**Instruction:** Using the records provided below, locate and copy each line that contains the word "Index".

Structured figure records:
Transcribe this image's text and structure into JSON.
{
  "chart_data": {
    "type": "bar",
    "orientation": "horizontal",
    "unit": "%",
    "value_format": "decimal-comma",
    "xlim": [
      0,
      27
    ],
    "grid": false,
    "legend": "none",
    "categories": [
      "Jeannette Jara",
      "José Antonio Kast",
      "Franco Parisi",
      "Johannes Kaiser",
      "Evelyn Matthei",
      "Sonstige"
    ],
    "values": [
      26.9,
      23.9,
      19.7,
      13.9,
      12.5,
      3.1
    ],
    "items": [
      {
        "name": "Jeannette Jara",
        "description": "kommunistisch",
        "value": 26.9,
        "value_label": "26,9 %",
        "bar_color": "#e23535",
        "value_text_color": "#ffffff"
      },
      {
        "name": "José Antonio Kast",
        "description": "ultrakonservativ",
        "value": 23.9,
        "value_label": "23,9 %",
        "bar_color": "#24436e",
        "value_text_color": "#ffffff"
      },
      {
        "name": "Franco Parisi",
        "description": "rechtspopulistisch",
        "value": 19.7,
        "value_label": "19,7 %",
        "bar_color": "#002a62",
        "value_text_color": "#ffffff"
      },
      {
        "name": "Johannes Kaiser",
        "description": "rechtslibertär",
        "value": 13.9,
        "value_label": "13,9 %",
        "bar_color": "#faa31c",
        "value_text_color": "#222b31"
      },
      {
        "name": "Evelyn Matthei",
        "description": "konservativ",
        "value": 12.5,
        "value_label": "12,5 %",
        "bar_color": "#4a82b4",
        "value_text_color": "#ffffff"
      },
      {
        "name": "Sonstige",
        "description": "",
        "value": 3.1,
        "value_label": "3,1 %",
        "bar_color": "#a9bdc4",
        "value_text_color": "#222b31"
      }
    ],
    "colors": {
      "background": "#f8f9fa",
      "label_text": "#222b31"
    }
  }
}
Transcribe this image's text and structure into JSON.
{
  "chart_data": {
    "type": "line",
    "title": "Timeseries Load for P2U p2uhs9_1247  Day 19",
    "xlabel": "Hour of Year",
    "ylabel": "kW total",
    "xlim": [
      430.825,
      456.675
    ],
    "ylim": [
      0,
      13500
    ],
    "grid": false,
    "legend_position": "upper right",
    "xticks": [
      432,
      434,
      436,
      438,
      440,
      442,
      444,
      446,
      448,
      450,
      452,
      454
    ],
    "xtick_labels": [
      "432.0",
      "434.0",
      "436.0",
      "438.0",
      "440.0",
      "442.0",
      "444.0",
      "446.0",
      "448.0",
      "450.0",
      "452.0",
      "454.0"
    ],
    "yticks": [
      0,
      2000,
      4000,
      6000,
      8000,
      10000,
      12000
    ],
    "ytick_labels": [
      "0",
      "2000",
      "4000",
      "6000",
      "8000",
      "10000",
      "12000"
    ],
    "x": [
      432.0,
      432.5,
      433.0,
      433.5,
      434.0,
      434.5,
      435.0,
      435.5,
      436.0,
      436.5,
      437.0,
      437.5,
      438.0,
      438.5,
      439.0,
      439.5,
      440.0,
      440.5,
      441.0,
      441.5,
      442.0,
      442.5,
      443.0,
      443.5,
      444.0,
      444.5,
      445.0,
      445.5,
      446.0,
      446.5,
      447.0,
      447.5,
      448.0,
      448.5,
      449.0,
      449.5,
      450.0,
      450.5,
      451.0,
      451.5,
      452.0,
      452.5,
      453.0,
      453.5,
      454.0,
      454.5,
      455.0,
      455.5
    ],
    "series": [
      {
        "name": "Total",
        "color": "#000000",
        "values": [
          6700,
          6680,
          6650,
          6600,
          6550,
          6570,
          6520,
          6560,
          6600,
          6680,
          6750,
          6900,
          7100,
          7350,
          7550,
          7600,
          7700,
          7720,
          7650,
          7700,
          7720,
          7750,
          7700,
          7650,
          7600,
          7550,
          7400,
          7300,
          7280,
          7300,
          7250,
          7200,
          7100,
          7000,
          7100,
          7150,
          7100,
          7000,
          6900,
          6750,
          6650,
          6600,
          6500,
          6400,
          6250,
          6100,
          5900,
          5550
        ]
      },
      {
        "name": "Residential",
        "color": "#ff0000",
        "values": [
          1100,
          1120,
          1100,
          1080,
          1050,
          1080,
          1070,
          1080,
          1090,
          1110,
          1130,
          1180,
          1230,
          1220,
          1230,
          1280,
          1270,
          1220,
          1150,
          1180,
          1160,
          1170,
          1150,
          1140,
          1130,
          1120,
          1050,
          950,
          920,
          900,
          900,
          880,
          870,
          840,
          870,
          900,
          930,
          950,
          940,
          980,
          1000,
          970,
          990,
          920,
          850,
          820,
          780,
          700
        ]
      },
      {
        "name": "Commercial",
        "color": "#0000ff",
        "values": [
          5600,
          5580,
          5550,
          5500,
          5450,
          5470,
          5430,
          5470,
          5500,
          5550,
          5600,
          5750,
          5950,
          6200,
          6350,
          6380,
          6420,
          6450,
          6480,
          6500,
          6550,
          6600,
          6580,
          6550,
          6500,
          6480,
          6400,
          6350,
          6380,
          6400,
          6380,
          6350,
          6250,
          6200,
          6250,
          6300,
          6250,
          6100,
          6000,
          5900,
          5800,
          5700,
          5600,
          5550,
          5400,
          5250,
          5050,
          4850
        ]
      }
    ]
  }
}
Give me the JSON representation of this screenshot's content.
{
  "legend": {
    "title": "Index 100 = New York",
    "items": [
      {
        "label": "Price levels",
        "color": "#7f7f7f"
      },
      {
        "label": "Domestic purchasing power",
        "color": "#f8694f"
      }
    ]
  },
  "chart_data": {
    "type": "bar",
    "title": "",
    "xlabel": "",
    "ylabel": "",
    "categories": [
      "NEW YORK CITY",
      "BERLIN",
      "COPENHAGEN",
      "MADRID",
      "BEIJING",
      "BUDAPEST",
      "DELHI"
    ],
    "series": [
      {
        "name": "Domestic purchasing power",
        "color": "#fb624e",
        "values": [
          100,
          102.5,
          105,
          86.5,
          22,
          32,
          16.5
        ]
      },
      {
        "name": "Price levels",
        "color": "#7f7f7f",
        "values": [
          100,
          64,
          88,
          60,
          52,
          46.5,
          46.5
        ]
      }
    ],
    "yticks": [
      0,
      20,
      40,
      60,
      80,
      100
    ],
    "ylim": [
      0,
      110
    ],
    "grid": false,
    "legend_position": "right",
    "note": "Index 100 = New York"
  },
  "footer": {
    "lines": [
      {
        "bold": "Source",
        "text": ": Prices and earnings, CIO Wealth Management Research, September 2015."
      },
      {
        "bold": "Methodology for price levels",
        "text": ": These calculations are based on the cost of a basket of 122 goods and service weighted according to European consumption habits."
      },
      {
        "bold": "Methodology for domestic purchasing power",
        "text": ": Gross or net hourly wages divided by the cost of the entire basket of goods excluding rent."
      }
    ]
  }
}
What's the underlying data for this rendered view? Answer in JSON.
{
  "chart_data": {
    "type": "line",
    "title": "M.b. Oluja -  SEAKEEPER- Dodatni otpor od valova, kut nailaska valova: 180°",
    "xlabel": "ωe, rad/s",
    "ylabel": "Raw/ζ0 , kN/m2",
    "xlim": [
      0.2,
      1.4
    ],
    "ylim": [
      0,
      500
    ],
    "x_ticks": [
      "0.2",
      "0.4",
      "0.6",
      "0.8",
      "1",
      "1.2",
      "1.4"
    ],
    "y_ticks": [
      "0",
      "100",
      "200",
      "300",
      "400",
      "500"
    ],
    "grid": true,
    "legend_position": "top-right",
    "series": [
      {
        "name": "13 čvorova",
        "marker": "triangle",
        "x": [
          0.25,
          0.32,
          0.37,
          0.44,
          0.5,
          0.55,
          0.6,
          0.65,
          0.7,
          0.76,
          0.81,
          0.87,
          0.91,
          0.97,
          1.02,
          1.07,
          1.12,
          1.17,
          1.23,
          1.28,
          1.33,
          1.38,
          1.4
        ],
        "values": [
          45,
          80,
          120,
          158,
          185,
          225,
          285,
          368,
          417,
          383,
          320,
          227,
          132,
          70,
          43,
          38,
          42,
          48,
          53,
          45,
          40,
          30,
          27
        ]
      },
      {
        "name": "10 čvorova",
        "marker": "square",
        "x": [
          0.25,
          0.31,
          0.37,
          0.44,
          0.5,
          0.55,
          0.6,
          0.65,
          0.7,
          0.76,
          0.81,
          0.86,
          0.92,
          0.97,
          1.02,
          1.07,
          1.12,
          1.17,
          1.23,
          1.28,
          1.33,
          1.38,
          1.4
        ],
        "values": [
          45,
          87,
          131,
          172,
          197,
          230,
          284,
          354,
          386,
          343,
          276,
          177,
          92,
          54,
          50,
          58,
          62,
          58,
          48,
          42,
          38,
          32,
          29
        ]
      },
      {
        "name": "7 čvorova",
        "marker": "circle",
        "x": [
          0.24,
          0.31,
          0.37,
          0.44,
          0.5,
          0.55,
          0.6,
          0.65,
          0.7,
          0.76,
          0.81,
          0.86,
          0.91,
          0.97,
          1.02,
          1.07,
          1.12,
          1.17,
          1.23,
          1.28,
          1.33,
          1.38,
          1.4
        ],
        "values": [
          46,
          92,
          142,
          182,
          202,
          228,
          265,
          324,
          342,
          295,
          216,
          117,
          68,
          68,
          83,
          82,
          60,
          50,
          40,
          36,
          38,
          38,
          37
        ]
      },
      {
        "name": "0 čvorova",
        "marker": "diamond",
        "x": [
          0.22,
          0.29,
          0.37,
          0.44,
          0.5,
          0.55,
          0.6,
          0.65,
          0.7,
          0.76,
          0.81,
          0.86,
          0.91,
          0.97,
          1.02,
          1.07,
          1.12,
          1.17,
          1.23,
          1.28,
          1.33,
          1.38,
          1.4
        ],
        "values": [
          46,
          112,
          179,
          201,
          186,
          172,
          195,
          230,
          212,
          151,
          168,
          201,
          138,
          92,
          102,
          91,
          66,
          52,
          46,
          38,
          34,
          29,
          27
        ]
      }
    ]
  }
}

**Final answer:**
    "title": "Index 100 = New York",
    "note": "Index 100 = New York"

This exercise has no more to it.